*Complete the following*
1. Duplicate everything in the autism screening text from "Introduction" down to "study <28 weeks).", leaving the wording unchanged.
2. Go on with the autism screening text, picking up from its last sentence.

Screening for autism in preterm children with extremely low and very low birth weight

Introduction

There is emerging evidence suggesting that low birth weight and prematurity may be risk factors for autism spectrum disorders (ASD). Interest in the topic was sparked in 2002 with a study by Elgen et al.¹ Since then, several studies focusing on the prevalence of ASD in preterm children have been published. Research methodologies used differed substantially between these studies. They differ in features such as inclusion criteria, age at examination, screening instruments used, and use of clinical validation of screening results. Five studies used birth weight as an inclusion criterion (one study <1,000 g, two studies ≤1,500 g, and two studies ≤2,000 g), while another four used gestation weeks as the inclusion criterion (two studies <26 weeks, one study <27 weeks, and one study <28 weeks).

(Extracted records)
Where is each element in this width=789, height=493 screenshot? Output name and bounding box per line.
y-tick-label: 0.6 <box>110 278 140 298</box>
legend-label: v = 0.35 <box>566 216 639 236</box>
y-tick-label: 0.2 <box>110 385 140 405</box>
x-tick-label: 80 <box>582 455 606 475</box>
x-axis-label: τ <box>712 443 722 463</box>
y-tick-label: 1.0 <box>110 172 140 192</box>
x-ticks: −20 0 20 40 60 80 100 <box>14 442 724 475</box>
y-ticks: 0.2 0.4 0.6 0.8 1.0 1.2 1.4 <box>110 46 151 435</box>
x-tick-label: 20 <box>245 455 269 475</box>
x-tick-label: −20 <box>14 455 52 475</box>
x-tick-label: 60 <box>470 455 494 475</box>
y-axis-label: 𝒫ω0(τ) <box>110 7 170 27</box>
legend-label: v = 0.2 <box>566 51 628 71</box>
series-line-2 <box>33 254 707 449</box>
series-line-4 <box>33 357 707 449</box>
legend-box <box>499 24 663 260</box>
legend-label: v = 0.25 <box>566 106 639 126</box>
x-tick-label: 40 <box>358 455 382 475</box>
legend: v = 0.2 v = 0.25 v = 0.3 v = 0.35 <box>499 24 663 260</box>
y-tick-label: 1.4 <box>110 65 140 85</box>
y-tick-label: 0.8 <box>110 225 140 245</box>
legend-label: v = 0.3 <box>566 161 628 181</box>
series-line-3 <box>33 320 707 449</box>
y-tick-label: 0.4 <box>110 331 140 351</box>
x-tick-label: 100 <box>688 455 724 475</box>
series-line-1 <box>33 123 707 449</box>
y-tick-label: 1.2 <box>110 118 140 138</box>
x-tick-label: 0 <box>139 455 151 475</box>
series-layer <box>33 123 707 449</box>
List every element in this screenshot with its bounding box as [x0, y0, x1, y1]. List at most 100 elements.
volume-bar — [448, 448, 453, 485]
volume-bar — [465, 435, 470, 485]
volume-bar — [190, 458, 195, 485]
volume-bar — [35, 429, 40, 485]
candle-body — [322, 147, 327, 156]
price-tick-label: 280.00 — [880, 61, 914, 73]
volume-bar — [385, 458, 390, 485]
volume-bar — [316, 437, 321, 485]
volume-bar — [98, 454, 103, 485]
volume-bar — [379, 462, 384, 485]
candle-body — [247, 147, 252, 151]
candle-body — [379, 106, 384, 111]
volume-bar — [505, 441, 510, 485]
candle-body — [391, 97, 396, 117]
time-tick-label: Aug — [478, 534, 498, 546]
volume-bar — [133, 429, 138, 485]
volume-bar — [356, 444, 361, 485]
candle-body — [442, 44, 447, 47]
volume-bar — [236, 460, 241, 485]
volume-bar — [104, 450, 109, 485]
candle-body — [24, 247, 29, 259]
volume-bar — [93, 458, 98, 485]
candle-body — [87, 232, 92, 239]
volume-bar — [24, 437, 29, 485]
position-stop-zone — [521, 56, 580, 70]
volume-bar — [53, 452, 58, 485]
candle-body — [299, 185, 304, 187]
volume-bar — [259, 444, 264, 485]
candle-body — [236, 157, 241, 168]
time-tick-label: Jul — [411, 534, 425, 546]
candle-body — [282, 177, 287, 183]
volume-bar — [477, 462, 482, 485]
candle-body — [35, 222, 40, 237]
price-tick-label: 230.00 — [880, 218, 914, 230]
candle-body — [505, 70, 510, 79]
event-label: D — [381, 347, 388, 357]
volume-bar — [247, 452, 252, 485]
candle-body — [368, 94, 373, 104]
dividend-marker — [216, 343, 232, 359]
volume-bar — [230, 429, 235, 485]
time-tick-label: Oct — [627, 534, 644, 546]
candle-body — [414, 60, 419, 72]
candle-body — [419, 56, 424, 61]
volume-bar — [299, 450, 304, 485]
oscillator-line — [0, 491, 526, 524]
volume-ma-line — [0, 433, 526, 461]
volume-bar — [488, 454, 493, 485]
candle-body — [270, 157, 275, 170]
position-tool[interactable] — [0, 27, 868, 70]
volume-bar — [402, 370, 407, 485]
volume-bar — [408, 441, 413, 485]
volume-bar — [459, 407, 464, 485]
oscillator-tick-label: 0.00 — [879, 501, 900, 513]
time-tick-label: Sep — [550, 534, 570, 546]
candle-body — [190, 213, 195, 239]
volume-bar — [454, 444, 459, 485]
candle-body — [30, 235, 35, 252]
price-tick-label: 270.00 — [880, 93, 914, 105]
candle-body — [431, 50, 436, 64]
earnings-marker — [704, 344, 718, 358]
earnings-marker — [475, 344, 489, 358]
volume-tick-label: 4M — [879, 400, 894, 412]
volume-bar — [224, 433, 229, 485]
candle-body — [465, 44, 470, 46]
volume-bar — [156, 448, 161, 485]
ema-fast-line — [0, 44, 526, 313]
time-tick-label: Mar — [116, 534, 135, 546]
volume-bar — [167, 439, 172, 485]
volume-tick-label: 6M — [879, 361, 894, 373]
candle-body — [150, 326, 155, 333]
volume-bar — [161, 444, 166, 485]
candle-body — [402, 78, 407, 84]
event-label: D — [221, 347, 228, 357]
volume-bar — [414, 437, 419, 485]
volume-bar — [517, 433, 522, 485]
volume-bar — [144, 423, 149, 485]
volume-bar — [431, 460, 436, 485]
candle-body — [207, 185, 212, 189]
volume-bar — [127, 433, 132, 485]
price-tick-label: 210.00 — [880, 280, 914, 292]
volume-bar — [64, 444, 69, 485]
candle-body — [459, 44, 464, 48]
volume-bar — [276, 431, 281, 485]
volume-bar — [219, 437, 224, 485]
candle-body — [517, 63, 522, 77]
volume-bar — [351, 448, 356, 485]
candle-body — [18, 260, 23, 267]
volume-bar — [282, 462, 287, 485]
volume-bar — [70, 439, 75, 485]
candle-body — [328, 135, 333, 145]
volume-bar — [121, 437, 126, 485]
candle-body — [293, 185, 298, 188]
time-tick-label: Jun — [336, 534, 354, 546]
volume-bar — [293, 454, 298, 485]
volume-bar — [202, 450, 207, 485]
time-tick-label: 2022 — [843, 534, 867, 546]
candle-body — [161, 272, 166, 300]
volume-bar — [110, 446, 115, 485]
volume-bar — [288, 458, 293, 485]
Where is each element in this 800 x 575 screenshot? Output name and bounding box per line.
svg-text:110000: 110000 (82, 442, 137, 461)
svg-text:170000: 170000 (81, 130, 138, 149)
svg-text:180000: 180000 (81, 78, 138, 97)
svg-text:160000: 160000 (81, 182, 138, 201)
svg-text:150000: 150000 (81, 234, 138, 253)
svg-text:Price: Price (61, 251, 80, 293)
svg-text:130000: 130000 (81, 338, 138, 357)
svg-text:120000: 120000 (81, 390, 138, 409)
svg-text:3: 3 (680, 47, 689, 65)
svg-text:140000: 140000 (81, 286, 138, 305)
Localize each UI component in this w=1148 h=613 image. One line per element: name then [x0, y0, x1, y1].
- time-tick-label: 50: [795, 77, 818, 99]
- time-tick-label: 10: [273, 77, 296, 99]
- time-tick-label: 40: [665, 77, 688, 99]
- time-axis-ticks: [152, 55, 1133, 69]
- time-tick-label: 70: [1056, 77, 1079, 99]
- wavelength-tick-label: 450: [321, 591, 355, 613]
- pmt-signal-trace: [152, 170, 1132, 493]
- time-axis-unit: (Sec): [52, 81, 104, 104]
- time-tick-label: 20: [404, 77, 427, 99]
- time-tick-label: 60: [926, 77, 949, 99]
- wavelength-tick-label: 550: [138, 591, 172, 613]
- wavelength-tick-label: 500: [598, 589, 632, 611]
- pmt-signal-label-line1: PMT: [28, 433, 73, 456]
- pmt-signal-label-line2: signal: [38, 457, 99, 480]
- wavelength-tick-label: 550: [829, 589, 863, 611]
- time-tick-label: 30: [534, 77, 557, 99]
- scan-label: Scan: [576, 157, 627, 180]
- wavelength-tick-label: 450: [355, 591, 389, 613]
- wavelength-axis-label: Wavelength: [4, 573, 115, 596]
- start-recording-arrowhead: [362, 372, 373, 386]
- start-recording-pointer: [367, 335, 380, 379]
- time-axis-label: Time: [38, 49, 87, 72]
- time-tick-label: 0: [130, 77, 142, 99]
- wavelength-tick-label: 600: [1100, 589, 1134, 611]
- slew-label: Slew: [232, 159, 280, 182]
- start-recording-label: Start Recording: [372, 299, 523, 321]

*Answer list*
1.
Introduction

There is emerging evidence suggesting that low birth weight and prematurity may be risk factors for autism spectrum disorders (ASD). Interest in the topic was sparked in 2002 with a study by Elgen et al.¹ Since then, several studies focusing on the prevalence of ASD in preterm children have been published. Research methodologies used differed substantially between these studies. They differ in features such as inclusion criteria, age at examination, screening instruments used, and use of clinical validation of screening results. Five studies used birth weight as an inclusion criterion (one study <1,000 g, two studies ≤1,500 g, and two studies ≤2,000 g), while another four used gestation weeks as the inclusion criterion (two studies <26 weeks, one study <27 weeks, and one study <28 weeks).

2.
The most frequently used screening instrument was the Modified Checklist for Autism in Toddlers (M-CHAT).² Limperopoulos et al³ used the M-CHAT to examine 91 preterm infants (birth weight ≤1,500 g, mean age at examination 22 months), and found that 25% of the children screened positive. Kuban et al⁴ used the M-CHAT on a sample of 988 preterm children (<28 weeks’ gestation, aged 23–28 months at examination). The sample included those with cerebral palsy, cognitive impairment, and vision and hearing impairment. The M-CHAT-positive rate was 21% in the whole sample but only 10% in children without impairments. In a similar study, the M-CHAT was used to screen 523 preterm children (<26 weeks’ gestational age, aged 2 years at examination).⁵ The prevalence of positive M-CHAT screens was 41% in total and 16.5% in those without disabilities.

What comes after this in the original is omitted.